=== TASK INSTRUCTIONS ===
Gather the lines from the material that contain "VistaPrint".

[Begin PROVIDED RECORDS]

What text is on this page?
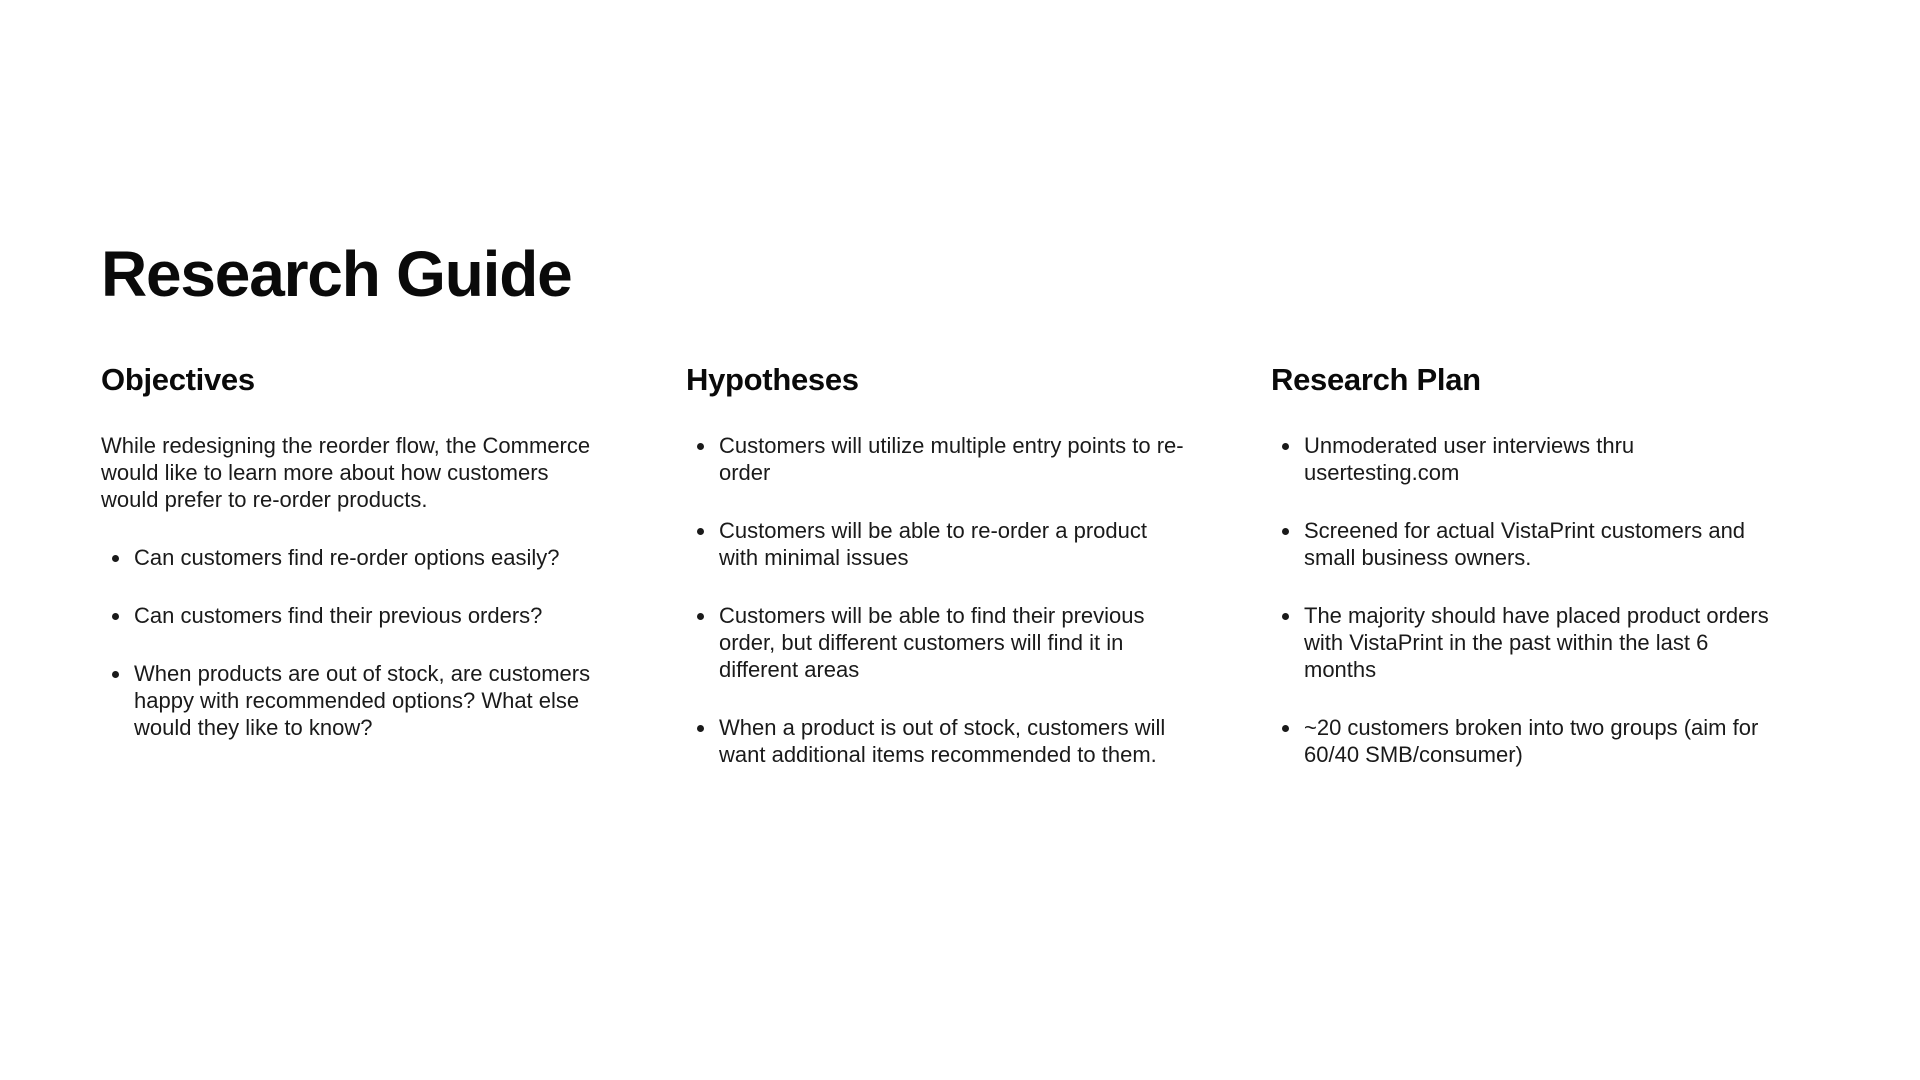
Research Guide
Objectives

While redesigning the reorder flow, the Commerce would like to learn more about how customers would prefer to re-order products.

Can customers find re-order options easily?
Can customers find their previous orders?
When products are out of stock, are customers happy with recommended options? What else would they like to know?
Hypotheses
Customers will utilize multiple entry points to re-order
Customers will be able to re-order a product with minimal issues
Customers will be able to find their previous order, but different customers will find it in different areas
When a product is out of stock, customers will want additional items recommended to them.
Research Plan
Unmoderated user interviews thru usertesting.com
Screened for actual VistaPrint customers and small business owners.
The majority should have placed product orders with VistaPrint in the past within the last 6 months
~20 customers broken into two groups (aim for 60/40 SMB/consumer)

[End PROVIDED RECORDS]

=== TASK RESPONSE ===
Screened for actual VistaPrint customers and small business owners.
The majority should have placed product orders with VistaPrint in the past within the last 6 months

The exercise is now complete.